• [DATA RECORDS]:
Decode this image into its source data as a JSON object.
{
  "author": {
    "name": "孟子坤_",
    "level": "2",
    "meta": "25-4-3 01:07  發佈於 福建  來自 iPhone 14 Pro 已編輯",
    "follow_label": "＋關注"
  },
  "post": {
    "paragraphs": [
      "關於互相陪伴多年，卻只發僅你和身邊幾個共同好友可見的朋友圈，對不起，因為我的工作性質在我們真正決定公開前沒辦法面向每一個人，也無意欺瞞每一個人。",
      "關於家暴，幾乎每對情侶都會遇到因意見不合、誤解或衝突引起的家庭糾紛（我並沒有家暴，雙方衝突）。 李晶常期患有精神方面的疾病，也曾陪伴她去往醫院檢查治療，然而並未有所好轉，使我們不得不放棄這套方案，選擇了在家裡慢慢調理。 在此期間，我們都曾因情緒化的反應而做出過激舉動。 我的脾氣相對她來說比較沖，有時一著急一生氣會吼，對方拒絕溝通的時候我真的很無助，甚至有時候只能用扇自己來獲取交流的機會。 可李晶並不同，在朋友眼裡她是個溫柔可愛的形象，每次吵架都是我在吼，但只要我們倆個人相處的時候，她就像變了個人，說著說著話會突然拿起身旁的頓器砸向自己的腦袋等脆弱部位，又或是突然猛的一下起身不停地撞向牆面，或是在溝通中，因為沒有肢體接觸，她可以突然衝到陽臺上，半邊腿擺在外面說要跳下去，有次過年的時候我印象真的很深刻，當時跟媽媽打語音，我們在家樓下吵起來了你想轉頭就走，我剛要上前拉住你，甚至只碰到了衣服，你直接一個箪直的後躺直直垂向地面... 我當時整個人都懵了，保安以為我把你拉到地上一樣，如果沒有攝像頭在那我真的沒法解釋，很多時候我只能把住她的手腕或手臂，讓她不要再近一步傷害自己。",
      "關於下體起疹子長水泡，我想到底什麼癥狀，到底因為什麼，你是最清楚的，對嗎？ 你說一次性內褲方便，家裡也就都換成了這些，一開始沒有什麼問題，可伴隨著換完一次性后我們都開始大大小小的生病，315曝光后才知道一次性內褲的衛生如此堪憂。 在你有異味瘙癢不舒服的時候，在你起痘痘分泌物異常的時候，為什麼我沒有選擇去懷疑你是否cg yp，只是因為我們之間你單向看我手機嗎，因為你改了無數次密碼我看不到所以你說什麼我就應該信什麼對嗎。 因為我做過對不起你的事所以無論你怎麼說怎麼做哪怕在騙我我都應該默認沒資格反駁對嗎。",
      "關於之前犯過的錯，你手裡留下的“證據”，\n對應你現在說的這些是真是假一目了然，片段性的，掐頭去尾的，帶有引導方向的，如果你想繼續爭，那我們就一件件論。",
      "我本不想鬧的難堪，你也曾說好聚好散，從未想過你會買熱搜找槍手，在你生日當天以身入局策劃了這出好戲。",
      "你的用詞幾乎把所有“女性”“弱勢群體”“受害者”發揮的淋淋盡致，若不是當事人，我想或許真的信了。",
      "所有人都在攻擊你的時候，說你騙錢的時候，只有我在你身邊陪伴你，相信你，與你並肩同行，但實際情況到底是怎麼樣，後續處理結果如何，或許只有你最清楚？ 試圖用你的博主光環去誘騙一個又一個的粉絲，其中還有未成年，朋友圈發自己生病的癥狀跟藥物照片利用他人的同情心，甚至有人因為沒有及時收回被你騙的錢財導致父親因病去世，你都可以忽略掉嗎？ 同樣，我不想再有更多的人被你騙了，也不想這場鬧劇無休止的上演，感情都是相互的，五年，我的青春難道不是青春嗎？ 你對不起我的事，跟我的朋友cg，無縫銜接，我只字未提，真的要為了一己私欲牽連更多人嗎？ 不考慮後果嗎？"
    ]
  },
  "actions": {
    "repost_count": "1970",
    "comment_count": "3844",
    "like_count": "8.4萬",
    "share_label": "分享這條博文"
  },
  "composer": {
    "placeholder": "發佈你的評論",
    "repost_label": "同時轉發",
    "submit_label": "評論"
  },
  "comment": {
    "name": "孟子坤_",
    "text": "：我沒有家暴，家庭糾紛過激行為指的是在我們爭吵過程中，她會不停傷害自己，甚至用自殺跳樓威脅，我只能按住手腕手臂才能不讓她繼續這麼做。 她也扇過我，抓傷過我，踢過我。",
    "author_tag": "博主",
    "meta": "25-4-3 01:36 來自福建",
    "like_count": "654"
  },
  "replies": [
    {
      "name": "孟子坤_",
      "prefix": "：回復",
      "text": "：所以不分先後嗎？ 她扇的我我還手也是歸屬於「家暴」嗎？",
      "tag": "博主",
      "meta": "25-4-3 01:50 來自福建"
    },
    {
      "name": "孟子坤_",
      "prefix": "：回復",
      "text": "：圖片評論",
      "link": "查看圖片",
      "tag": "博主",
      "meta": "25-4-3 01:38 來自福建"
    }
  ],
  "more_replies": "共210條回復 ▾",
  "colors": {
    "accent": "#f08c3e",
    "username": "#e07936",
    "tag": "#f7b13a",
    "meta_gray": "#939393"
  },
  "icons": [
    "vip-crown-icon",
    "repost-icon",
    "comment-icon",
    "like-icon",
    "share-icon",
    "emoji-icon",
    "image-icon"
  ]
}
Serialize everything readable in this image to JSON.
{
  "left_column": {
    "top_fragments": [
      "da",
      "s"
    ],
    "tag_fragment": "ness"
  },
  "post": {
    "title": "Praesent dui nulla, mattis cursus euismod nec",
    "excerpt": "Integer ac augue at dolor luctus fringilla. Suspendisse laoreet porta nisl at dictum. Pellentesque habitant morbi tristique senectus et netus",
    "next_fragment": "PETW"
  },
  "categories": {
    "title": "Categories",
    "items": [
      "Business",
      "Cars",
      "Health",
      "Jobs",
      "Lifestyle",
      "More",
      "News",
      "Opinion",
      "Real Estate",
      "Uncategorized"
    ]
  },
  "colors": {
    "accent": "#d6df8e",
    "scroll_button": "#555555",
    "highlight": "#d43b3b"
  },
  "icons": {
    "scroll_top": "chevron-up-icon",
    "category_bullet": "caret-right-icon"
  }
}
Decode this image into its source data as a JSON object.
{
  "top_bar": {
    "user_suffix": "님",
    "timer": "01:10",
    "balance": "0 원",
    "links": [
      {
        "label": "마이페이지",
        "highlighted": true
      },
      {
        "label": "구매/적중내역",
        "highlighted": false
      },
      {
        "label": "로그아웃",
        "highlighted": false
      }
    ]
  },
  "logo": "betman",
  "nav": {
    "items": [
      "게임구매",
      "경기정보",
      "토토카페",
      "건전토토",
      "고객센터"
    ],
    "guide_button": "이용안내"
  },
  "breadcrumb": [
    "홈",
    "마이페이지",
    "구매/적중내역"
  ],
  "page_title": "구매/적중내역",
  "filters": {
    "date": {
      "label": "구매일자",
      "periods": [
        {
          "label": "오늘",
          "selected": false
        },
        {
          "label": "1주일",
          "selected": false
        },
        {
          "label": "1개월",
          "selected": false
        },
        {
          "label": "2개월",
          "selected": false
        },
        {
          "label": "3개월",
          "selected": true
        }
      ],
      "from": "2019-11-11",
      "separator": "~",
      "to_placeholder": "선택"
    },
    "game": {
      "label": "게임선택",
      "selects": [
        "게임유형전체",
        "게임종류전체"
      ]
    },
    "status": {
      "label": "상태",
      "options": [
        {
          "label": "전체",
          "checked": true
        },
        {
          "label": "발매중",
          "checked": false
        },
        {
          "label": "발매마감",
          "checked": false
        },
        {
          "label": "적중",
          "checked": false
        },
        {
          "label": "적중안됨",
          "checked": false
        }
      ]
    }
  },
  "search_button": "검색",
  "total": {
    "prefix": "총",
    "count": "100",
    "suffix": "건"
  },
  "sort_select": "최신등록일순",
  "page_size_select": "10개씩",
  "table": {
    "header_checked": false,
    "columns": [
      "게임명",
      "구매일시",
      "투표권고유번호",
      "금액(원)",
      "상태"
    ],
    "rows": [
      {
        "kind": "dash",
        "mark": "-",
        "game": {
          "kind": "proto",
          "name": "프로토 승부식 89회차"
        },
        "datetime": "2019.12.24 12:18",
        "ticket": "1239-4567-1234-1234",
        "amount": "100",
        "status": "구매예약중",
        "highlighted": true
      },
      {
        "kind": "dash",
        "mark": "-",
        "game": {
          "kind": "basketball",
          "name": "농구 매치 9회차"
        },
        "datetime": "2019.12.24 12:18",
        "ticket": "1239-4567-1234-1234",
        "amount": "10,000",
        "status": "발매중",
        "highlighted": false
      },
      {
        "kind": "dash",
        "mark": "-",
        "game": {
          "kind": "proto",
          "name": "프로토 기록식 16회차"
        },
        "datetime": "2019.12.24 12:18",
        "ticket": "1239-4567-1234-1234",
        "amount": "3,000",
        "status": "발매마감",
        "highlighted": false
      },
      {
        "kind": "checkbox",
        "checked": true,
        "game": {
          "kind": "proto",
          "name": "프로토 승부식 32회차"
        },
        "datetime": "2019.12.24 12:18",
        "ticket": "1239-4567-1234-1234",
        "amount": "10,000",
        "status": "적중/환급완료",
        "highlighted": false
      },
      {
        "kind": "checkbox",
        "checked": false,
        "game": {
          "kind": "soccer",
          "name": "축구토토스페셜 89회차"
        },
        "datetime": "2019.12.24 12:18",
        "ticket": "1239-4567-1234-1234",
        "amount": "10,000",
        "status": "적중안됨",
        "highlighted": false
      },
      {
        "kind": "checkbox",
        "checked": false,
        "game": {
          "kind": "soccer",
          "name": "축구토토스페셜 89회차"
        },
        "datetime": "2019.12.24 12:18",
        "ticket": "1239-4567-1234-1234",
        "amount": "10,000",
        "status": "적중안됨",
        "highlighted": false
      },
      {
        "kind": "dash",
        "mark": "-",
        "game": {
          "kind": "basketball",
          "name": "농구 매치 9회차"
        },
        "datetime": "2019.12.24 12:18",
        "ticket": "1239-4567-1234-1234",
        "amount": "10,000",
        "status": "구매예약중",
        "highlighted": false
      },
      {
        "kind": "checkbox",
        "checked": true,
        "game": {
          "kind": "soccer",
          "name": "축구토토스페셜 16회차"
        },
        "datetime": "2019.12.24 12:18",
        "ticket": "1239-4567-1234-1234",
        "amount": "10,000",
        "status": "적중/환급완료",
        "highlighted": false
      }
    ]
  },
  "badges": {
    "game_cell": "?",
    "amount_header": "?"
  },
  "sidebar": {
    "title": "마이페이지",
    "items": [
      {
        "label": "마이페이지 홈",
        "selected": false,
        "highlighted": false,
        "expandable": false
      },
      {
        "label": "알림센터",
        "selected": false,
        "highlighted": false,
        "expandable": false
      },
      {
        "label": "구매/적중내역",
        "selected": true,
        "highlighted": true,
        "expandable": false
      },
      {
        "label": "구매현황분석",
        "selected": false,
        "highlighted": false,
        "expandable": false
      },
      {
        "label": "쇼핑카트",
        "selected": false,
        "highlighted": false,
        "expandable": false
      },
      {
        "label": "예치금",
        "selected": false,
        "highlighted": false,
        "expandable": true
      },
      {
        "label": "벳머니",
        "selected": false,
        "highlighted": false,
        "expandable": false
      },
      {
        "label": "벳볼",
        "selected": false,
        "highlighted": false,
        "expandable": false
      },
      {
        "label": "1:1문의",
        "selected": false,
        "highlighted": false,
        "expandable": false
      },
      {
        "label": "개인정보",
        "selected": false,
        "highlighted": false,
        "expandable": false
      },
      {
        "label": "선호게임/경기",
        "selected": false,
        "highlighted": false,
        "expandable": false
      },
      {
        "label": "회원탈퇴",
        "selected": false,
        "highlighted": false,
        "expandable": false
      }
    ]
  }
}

• [WHAT IS EXPECTED]: Gather each line of the listing that holds the string "마이페이지".

• [EXERCISE ANSWER]:
        "label": "마이페이지",
    "마이페이지",
    "title": "마이페이지",
        "label": "마이페이지 홈",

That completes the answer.